#### O que fazer:
Segundo a matéria sobre as obras na Sapucaí, por que a abertura das canaletas fica a cargo da Secretaria municipal de Conservação? Explique em uma ou duas frases.

#### Matéria:
A abertura das canaletas é de responsabilidade da Secretaria municipal de Conservação, como parte de um acordo com a Liesa, que administra a Passarela durante o carnaval. A entidade não divulgou o valor investido na compra dos equipamentos.
— Os serviços vão terminar na semana que vem. Após concluirmos a abertura das canaletas, vamos recapear toda a Sapucaí — disse o secretário municipal de Conservação, Diego Vaz.
As novas calhas serão exclusivas para o sistema de som. Os cabos de energia e de outras concessionárias continuarão independentes.
Mestre Odilon, que comandou a bateria da Acadêmicos do Grande Rio, disse que a expectativa para testar a novidade é grande:
— A realidade é que o som da Sapucaí nunca foi grande coisa. A tendência é melhorar. Mas o teste final será nos ensaios técnicos.
Ciça, mestre da Viradouro e homenageado no enredo da escola em 2026, contou que tem conversado sobre a novidade com colegas de outras escolas:
— Alguns podem estranhar, mas acho que vai haver uma rápida adaptação.
A Vila Isabel já tem usado essa tecnologia sem fio na quadra desde 2022.
— É claro que nos ensaios técnicos na Sapucaí haverá uma nova avaliação — disse Douglas Rodrigues, diretor musical da azul e branco.
Para Igor Vianna, novo intérprete da Mocidade, a escola não vai inventar ao escolher onde ele vai cantar durante o desfile:
— O lugar do intérprete é atrás da bateria.

#### Dados fornecidos:
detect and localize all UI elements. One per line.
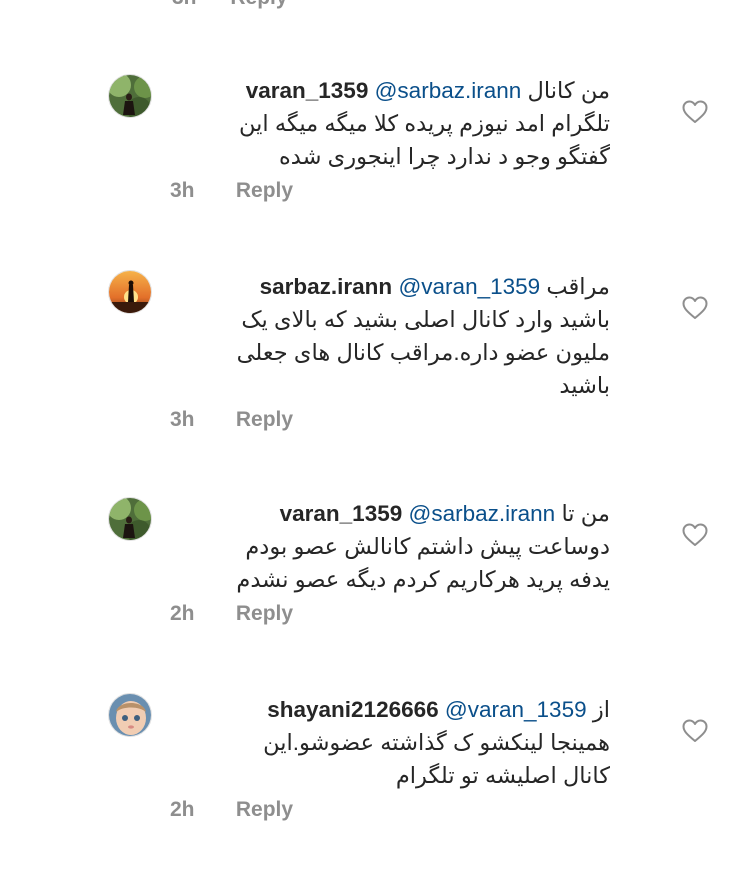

#### Resposta:
A tarefa cabe à Secretaria municipal de Conservação porque faz parte de um acordo com a Liesa, a entidade que administra a Passarela durante o carnaval.